--- Excerpted data ---

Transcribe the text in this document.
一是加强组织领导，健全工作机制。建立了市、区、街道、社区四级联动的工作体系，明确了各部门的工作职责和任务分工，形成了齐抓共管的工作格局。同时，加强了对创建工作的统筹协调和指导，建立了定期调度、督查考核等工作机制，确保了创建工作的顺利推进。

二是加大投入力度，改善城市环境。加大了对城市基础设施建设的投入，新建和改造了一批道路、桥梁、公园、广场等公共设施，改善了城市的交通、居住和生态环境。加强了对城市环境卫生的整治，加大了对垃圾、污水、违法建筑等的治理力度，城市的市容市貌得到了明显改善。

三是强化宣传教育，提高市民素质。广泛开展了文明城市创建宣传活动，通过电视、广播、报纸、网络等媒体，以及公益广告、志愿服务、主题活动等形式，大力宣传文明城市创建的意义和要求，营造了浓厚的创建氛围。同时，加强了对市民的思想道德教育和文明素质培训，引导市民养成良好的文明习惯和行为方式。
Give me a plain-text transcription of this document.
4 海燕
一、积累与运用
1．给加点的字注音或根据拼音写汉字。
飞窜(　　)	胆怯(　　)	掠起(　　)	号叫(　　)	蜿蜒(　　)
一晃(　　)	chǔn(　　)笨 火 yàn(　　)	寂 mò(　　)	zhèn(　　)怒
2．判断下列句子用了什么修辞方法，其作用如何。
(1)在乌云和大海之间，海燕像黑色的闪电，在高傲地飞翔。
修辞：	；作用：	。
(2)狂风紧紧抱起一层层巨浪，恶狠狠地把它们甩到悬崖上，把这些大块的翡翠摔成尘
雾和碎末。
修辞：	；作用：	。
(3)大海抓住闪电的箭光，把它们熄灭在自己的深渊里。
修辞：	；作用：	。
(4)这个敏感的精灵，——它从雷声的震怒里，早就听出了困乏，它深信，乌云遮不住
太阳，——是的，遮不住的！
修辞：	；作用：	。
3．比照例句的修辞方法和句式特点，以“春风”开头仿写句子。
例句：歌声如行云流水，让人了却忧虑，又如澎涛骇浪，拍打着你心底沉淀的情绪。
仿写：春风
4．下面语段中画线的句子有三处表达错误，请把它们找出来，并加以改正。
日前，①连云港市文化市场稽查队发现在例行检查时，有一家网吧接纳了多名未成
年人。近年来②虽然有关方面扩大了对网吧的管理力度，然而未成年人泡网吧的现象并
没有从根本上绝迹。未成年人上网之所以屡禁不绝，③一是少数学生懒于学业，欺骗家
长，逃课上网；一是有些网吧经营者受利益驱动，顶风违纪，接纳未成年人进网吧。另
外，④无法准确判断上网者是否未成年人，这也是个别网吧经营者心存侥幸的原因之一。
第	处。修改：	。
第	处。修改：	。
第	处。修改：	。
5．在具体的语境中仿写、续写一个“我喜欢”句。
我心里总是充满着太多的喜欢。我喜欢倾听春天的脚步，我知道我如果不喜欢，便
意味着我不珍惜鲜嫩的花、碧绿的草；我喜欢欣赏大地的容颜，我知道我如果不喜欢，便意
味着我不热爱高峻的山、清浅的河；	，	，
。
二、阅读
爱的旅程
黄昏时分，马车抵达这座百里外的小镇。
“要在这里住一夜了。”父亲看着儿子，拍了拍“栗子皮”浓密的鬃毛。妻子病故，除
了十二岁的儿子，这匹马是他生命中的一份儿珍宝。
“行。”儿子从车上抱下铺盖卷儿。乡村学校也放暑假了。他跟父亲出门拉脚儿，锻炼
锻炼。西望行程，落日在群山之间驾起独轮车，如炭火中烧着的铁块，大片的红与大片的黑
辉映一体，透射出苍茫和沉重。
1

---

Only the count is needed: the number of lines in the data that include the word "text".

2